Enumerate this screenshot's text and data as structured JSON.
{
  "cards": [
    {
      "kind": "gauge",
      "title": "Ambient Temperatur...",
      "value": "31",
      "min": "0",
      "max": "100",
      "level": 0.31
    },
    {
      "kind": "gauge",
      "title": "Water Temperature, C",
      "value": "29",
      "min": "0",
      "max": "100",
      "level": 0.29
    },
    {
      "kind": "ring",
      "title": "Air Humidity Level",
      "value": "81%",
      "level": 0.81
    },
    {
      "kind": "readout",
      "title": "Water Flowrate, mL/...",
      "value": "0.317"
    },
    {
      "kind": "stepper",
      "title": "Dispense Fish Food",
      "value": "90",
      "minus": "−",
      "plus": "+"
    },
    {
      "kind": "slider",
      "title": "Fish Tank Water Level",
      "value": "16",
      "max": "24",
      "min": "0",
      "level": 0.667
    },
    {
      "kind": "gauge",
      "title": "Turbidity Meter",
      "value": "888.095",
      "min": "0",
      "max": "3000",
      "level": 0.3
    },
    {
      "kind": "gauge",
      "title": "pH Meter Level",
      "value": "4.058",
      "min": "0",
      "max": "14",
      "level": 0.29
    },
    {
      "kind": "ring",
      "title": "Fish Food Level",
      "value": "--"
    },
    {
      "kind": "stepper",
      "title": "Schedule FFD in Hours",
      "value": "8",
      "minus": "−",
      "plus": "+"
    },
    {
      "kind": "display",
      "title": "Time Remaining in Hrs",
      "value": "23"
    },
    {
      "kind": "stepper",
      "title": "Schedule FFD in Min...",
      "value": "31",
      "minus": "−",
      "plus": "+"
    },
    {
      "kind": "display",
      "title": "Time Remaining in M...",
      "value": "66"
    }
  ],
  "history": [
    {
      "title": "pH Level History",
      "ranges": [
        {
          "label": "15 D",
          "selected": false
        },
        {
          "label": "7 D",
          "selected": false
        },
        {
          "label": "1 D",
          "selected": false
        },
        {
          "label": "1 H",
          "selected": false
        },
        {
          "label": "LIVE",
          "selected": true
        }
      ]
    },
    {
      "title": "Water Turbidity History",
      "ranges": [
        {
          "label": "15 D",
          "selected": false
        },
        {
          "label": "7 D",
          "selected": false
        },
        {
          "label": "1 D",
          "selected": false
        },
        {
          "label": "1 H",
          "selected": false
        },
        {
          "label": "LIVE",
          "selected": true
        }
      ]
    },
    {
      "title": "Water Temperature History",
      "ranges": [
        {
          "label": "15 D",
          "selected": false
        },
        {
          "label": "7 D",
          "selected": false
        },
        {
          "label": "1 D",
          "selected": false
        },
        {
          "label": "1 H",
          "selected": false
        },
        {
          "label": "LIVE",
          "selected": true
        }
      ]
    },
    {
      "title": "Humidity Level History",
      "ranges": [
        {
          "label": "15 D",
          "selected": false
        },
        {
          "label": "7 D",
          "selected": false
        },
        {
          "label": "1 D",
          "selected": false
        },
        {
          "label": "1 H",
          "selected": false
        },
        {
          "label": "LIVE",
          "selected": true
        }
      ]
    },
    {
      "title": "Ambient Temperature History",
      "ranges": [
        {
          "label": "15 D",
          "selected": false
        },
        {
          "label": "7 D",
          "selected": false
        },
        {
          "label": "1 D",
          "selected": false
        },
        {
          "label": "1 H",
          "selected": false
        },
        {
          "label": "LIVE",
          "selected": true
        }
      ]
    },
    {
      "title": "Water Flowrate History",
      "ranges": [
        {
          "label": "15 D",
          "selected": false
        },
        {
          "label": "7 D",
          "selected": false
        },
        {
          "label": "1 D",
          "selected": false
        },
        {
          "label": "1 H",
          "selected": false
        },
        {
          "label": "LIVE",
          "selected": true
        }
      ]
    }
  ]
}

###

What is the number of lines in the records that contain the string "Flowrate"? Give only that number.

## Expected answer
2